(Figure contents as structured data)

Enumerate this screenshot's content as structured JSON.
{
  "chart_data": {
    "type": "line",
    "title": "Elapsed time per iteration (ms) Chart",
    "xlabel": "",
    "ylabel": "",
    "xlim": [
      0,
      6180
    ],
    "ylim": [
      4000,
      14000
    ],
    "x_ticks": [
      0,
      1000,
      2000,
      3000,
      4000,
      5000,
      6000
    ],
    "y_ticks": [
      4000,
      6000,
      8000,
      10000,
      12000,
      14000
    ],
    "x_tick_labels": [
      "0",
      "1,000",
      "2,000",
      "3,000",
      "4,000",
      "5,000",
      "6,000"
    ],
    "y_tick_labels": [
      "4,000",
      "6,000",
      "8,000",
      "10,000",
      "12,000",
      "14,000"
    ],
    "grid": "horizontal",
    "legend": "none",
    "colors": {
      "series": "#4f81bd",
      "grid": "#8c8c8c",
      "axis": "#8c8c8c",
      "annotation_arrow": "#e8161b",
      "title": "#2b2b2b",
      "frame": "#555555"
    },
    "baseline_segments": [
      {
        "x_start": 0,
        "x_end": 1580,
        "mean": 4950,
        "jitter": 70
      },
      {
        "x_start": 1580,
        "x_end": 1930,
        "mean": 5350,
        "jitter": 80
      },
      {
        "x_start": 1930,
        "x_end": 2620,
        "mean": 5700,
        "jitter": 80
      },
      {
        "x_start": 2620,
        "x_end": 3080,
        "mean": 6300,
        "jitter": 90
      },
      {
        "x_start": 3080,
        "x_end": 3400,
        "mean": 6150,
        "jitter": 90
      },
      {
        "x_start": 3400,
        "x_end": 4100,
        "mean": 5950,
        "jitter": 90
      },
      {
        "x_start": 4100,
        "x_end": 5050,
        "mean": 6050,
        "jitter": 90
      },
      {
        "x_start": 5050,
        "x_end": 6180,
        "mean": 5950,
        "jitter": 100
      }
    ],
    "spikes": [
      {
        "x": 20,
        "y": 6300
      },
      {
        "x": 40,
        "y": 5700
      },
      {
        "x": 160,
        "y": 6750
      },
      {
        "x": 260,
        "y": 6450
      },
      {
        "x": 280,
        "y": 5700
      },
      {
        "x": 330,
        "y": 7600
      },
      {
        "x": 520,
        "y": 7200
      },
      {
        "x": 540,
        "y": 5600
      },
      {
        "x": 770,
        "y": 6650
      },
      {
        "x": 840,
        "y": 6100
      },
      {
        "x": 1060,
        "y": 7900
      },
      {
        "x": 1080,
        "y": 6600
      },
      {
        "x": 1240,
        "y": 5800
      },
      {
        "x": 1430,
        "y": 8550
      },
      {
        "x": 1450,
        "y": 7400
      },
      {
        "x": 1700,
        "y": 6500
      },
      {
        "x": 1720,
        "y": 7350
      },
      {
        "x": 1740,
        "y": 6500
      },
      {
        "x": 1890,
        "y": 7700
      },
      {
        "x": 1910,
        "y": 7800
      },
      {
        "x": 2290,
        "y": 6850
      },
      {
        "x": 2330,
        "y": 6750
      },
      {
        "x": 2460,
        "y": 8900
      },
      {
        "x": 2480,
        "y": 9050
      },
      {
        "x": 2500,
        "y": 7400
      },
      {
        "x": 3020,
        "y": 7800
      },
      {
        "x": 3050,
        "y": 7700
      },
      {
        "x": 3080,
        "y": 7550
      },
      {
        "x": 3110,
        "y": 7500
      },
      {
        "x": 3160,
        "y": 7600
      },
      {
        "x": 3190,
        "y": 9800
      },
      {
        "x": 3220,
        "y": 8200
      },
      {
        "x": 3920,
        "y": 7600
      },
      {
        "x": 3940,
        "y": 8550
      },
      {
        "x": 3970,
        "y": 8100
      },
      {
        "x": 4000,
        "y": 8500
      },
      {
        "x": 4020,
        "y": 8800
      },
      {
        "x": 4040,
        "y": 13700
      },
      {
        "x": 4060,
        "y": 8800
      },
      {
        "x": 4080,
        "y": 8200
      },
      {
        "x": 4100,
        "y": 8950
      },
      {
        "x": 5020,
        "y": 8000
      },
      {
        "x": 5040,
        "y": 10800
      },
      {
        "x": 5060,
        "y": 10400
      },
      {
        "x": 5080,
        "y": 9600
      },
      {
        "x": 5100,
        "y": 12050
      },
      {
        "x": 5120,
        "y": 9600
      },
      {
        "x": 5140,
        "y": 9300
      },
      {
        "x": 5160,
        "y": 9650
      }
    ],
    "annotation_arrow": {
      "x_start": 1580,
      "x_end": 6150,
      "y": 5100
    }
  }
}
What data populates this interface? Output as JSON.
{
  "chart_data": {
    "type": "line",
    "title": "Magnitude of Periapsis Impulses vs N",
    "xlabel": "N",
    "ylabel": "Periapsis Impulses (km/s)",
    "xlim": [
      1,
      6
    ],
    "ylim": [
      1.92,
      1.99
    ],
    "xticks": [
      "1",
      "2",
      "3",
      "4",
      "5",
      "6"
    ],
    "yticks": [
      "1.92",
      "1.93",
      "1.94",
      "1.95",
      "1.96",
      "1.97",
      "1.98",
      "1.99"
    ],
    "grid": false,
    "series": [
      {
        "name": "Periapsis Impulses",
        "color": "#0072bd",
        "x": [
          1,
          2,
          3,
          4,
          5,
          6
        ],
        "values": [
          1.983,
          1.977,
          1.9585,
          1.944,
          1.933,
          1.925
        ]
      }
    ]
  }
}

**Task requirements:** Whenever "this" turns up in a line, pick that line out.

**Reply to the task:**
Enumerate this screenshot's content as structured JSON.
What data populates this interface? Output as JSON.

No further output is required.